_To be done_
Pick out each line containing the string "this" and copy it.

··········

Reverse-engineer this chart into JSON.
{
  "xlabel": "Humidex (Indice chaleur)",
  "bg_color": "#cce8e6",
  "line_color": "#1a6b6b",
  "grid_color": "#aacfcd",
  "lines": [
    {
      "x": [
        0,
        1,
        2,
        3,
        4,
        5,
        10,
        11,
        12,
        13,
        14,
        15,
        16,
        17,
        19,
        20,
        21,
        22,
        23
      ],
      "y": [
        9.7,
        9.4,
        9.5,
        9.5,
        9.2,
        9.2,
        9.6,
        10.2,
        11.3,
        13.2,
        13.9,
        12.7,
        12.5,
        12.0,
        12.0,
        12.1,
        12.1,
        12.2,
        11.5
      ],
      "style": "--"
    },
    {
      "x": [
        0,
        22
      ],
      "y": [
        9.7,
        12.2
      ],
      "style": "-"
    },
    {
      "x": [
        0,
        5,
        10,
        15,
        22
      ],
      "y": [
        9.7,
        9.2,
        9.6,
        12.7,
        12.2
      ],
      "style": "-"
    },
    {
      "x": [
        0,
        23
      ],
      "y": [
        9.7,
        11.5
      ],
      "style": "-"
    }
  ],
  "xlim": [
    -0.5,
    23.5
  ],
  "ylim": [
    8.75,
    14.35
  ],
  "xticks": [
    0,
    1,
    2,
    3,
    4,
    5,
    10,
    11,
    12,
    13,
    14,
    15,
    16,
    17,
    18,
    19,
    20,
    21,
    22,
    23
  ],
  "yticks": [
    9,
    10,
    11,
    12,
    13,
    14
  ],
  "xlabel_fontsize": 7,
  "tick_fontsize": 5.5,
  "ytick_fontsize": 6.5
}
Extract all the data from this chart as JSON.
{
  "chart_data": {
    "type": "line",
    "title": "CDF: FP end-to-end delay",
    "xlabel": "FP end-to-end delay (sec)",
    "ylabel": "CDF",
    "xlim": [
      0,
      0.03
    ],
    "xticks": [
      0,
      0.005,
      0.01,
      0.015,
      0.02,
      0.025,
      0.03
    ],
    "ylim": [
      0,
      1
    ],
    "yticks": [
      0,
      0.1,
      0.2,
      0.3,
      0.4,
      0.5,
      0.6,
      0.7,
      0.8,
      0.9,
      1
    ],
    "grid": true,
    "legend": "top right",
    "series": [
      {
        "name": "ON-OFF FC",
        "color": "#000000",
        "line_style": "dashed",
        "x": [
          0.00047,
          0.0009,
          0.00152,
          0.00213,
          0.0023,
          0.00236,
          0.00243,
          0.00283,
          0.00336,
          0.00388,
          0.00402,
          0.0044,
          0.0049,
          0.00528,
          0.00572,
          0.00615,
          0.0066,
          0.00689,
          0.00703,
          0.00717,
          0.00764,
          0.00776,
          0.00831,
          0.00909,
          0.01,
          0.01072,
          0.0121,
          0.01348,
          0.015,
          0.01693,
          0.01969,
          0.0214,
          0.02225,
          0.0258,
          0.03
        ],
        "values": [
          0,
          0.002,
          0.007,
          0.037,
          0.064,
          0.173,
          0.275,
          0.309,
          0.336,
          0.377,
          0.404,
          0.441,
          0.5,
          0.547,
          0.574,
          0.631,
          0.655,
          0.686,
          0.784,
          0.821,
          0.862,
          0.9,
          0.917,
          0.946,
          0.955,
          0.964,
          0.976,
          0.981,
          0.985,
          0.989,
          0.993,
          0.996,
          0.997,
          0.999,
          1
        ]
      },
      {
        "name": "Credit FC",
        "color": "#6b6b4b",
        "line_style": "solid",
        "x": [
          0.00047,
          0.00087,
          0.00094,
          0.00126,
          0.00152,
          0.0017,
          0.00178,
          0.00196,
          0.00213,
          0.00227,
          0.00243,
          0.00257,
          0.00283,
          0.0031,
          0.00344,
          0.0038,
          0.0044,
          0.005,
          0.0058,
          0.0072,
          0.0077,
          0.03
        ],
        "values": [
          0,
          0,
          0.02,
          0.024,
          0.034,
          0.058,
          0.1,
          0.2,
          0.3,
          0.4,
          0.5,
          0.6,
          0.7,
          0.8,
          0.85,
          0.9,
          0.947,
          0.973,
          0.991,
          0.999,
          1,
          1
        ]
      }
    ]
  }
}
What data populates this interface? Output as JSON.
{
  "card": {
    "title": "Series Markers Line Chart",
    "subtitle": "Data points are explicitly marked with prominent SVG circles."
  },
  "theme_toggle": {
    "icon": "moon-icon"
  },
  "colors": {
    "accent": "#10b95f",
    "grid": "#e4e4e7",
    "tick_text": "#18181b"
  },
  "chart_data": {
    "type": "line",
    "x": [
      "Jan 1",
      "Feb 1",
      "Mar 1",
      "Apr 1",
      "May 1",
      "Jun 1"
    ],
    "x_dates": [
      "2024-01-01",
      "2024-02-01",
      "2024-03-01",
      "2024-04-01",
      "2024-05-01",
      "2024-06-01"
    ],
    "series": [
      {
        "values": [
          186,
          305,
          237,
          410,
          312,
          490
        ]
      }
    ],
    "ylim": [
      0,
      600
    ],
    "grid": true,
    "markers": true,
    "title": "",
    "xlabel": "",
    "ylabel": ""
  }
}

··········

_Answer in full_
Reverse-engineer this chart into JSON.
Extract all the data from this chart as JSON.
What data populates this interface? Output as JSON.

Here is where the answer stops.